(Data entries for graphics)
-=-=-=-=-
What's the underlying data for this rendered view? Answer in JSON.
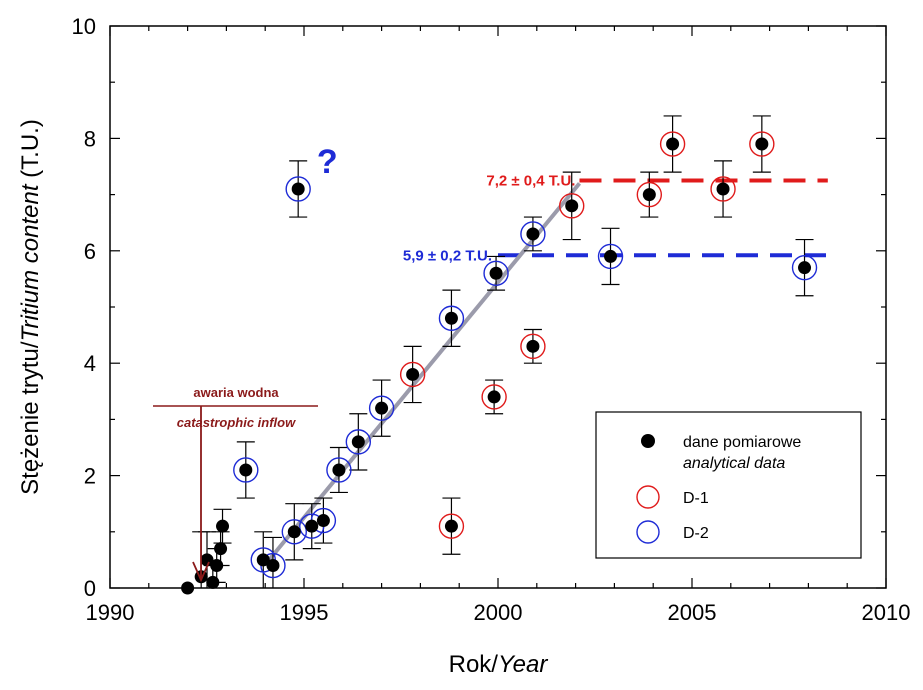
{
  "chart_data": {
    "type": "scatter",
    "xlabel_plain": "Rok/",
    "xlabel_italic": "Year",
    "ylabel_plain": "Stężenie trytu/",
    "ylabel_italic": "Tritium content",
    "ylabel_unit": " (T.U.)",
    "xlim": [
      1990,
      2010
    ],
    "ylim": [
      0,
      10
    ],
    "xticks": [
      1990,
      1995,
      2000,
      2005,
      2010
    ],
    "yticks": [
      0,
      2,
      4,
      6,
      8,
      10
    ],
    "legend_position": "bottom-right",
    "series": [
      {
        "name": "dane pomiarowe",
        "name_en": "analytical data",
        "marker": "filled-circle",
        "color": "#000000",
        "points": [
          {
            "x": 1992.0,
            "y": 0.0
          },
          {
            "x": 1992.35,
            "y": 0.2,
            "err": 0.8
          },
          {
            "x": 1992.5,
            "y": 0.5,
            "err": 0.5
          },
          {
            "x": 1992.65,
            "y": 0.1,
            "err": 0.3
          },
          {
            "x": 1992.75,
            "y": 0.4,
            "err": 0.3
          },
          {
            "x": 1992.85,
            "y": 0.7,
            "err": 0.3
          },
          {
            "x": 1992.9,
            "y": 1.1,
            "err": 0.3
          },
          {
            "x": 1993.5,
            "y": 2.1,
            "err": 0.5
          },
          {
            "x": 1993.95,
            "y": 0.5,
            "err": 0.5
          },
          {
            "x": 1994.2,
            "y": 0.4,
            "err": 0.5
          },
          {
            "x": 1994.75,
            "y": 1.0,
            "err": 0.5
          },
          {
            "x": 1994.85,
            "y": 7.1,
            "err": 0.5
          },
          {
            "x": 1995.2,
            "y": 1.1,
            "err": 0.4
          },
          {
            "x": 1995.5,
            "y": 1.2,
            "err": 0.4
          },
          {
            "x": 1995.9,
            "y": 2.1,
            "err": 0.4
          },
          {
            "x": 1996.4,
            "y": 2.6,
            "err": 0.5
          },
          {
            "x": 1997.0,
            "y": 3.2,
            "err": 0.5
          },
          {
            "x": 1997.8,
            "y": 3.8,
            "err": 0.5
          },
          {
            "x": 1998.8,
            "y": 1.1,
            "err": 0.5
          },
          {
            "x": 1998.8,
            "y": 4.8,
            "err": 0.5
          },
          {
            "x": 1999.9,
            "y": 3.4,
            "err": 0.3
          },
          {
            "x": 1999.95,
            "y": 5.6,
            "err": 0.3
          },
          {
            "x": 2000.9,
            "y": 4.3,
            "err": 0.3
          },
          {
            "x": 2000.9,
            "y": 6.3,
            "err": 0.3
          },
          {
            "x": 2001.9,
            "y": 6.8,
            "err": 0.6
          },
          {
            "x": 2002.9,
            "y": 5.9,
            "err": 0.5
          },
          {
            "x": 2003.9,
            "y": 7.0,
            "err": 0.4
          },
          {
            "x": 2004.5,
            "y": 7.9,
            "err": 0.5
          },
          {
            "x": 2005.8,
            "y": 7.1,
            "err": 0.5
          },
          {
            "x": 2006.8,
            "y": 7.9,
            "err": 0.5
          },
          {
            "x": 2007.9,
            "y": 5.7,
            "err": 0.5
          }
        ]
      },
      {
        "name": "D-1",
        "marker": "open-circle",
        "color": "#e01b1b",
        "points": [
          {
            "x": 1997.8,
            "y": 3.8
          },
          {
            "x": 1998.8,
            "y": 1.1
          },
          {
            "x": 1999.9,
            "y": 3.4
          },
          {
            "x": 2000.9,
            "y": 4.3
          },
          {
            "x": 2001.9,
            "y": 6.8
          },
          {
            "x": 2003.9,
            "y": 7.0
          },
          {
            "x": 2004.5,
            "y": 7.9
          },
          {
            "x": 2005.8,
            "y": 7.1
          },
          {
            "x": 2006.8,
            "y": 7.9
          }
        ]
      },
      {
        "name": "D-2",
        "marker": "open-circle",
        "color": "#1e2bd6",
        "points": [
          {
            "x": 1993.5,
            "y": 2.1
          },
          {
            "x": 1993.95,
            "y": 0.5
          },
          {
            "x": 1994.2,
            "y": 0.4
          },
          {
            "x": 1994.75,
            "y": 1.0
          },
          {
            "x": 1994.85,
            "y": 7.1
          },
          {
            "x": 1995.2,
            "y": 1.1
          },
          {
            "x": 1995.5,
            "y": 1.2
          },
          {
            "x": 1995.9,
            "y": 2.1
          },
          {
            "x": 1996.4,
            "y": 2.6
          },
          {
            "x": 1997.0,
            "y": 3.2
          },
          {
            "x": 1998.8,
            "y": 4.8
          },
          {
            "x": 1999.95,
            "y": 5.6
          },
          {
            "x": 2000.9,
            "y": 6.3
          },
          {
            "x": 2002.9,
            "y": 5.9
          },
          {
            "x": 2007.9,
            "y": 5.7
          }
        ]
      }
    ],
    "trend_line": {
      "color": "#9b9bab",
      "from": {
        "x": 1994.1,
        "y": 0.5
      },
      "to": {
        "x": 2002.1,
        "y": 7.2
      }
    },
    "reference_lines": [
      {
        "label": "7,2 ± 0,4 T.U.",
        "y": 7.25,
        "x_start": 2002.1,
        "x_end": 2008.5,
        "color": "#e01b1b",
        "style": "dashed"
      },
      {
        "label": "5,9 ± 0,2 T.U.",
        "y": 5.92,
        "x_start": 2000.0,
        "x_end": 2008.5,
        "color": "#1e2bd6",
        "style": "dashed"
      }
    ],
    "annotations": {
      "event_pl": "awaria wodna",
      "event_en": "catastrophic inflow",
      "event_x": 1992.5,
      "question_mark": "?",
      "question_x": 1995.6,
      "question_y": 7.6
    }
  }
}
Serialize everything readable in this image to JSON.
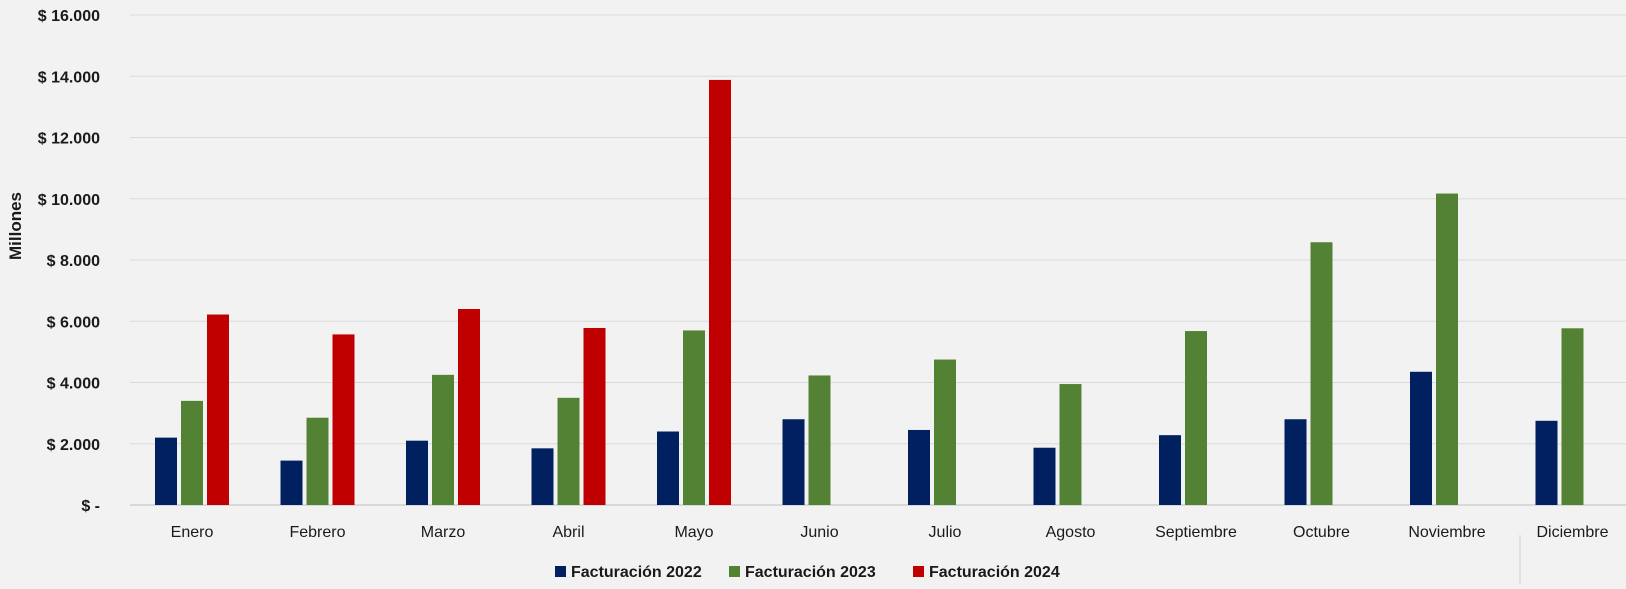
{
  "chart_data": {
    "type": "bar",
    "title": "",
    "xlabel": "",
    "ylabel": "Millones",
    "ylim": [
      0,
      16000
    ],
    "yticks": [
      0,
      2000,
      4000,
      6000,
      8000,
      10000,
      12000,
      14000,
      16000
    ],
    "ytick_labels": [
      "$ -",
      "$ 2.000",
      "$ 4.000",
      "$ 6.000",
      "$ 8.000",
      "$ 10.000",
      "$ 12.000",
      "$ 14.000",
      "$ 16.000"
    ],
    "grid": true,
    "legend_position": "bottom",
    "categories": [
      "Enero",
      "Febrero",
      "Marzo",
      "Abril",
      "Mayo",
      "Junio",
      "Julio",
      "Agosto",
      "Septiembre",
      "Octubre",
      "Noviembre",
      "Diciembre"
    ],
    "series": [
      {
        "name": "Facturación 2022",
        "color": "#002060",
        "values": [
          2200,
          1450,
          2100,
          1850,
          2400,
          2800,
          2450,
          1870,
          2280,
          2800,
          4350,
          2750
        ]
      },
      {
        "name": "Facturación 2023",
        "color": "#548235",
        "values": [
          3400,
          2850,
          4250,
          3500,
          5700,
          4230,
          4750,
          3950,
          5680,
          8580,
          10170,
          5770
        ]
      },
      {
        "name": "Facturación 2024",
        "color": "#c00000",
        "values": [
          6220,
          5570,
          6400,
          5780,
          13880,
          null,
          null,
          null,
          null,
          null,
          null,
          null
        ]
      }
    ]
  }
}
-=-=-=-=-
• **Given exercise**
Copy every record above exactly as written, but leave out the pictures.

• **Result for this task**
What's the underlying data for this rendered view? Answer in JSON.
{
  "chart_data": {
    "type": "scatter",
    "xlabel_plain": "Rok/",
    "xlabel_italic": "Year",
    "ylabel_plain": "Stężenie trytu/",
    "ylabel_italic": "Tritium content",
    "ylabel_unit": " (T.U.)",
    "xlim": [
      1990,
      2010
    ],
    "ylim": [
      0,
      10
    ],
    "xticks": [
      1990,
      1995,
      2000,
      2005,
      2010
    ],
    "yticks": [
      0,
      2,
      4,
      6,
      8,
      10
    ],
    "legend_position": "bottom-right",
    "series": [
      {
        "name": "dane pomiarowe",
        "name_en": "analytical data",
        "marker": "filled-circle",
        "color": "#000000",
        "points": [
          {
            "x": 1992.0,
            "y": 0.0
          },
          {
            "x": 1992.35,
            "y": 0.2,
            "err": 0.8
          },
          {
            "x": 1992.5,
            "y": 0.5,
            "err": 0.5
          },
          {
            "x": 1992.65,
            "y": 0.1,
            "err": 0.3
          },
          {
            "x": 1992.75,
            "y": 0.4,
            "err": 0.3
          },
          {
            "x": 1992.85,
            "y": 0.7,
            "err": 0.3
          },
          {
            "x": 1992.9,
            "y": 1.1,
            "err": 0.3
          },
          {
            "x": 1993.5,
            "y": 2.1,
            "err": 0.5
          },
          {
            "x": 1993.95,
            "y": 0.5,
            "err": 0.5
          },
          {
            "x": 1994.2,
            "y": 0.4,
            "err": 0.5
          },
          {
            "x": 1994.75,
            "y": 1.0,
            "err": 0.5
          },
          {
            "x": 1994.85,
            "y": 7.1,
            "err": 0.5
          },
          {
            "x": 1995.2,
            "y": 1.1,
            "err": 0.4
          },
          {
            "x": 1995.5,
            "y": 1.2,
            "err": 0.4
          },
          {
            "x": 1995.9,
            "y": 2.1,
            "err": 0.4
          },
          {
            "x": 1996.4,
            "y": 2.6,
            "err": 0.5
          },
          {
            "x": 1997.0,
            "y": 3.2,
            "err": 0.5
          },
          {
            "x": 1997.8,
            "y": 3.8,
            "err": 0.5
          },
          {
            "x": 1998.8,
            "y": 1.1,
            "err": 0.5
          },
          {
            "x": 1998.8,
            "y": 4.8,
            "err": 0.5
          },
          {
            "x": 1999.9,
            "y": 3.4,
            "err": 0.3
          },
          {
            "x": 1999.95,
            "y": 5.6,
            "err": 0.3
          },
          {
            "x": 2000.9,
            "y": 4.3,
            "err": 0.3
          },
          {
            "x": 2000.9,
            "y": 6.3,
            "err": 0.3
          },
          {
            "x": 2001.9,
            "y": 6.8,
            "err": 0.6
          },
          {
            "x": 2002.9,
            "y": 5.9,
            "err": 0.5
          },
          {
            "x": 2003.9,
            "y": 7.0,
            "err": 0.4
          },
          {
            "x": 2004.5,
            "y": 7.9,
            "err": 0.5
          },
          {
            "x": 2005.8,
            "y": 7.1,
            "err": 0.5
          },
          {
            "x": 2006.8,
            "y": 7.9,
            "err": 0.5
          },
          {
            "x": 2007.9,
            "y": 5.7,
            "err": 0.5
          }
        ]
      },
      {
        "name": "D-1",
        "marker": "open-circle",
        "color": "#e01b1b",
        "points": [
          {
            "x": 1997.8,
            "y": 3.8
          },
          {
            "x": 1998.8,
            "y": 1.1
          },
          {
            "x": 1999.9,
            "y": 3.4
          },
          {
            "x": 2000.9,
            "y": 4.3
          },
          {
            "x": 2001.9,
            "y": 6.8
          },
          {
            "x": 2003.9,
            "y": 7.0
          },
          {
            "x": 2004.5,
            "y": 7.9
          },
          {
            "x": 2005.8,
            "y": 7.1
          },
          {
            "x": 2006.8,
            "y": 7.9
          }
        ]
      },
      {
        "name": "D-2",
        "marker": "open-circle",
        "color": "#1e2bd6",
        "points": [
          {
            "x": 1993.5,
            "y": 2.1
          },
          {
            "x": 1993.95,
            "y": 0.5
          },
          {
            "x": 1994.2,
            "y": 0.4
          },
          {
            "x": 1994.75,
            "y": 1.0
          },
          {
            "x": 1994.85,
            "y": 7.1
          },
          {
            "x": 1995.2,
            "y": 1.1
          },
          {
            "x": 1995.5,
            "y": 1.2
          },
          {
            "x": 1995.9,
            "y": 2.1
          },
          {
            "x": 1996.4,
            "y": 2.6
          },
          {
            "x": 1997.0,
            "y": 3.2
          },
          {
            "x": 1998.8,
            "y": 4.8
          },
          {
            "x": 1999.95,
            "y": 5.6
          },
          {
            "x": 2000.9,
            "y": 6.3
          },
          {
            "x": 2002.9,
            "y": 5.9
          },
          {
            "x": 2007.9,
            "y": 5.7
          }
        ]
      }
    ],
    "trend_line": {
      "color": "#9b9bab",
      "from": {
        "x": 1994.1,
        "y": 0.5
      },
      "to": {
        "x": 2002.1,
        "y": 7.2
      }
    },
    "reference_lines": [
      {
        "label": "7,2 ± 0,4 T.U.",
        "y": 7.25,
        "x_start": 2002.1,
        "x_end": 2008.5,
        "color": "#e01b1b",
        "style": "dashed"
      },
      {
        "label": "5,9 ± 0,2 T.U.",
        "y": 5.92,
        "x_start": 2000.0,
        "x_end": 2008.5,
        "color": "#1e2bd6",
        "style": "dashed"
      }
    ],
    "annotations": {
      "event_pl": "awaria wodna",
      "event_en": "catastrophic inflow",
      "event_x": 1992.5,
      "question_mark": "?",
      "question_x": 1995.6,
      "question_y": 7.6
    }
  }
}
Serialize everything readable in this image to JSON.
{
  "chart_data": {
    "type": "bar",
    "title": "",
    "xlabel": "",
    "ylabel": "Millones",
    "ylim": [
      0,
      16000
    ],
    "yticks": [
      0,
      2000,
      4000,
      6000,
      8000,
      10000,
      12000,
      14000,
      16000
    ],
    "ytick_labels": [
      "$ -",
      "$ 2.000",
      "$ 4.000",
      "$ 6.000",
      "$ 8.000",
      "$ 10.000",
      "$ 12.000",
      "$ 14.000",
      "$ 16.000"
    ],
    "grid": true,
    "legend_position": "bottom",
    "categories": [
      "Enero",
      "Febrero",
      "Marzo",
      "Abril",
      "Mayo",
      "Junio",
      "Julio",
      "Agosto",
      "Septiembre",
      "Octubre",
      "Noviembre",
      "Diciembre"
    ],
    "series": [
      {
        "name": "Facturación 2022",
        "color": "#002060",
        "values": [
          2200,
          1450,
          2100,
          1850,
          2400,
          2800,
          2450,
          1870,
          2280,
          2800,
          4350,
          2750
        ]
      },
      {
        "name": "Facturación 2023",
        "color": "#548235",
        "values": [
          3400,
          2850,
          4250,
          3500,
          5700,
          4230,
          4750,
          3950,
          5680,
          8580,
          10170,
          5770
        ]
      },
      {
        "name": "Facturación 2024",
        "color": "#c00000",
        "values": [
          6220,
          5570,
          6400,
          5780,
          13880,
          null,
          null,
          null,
          null,
          null,
          null,
          null
        ]
      }
    ]
  }
}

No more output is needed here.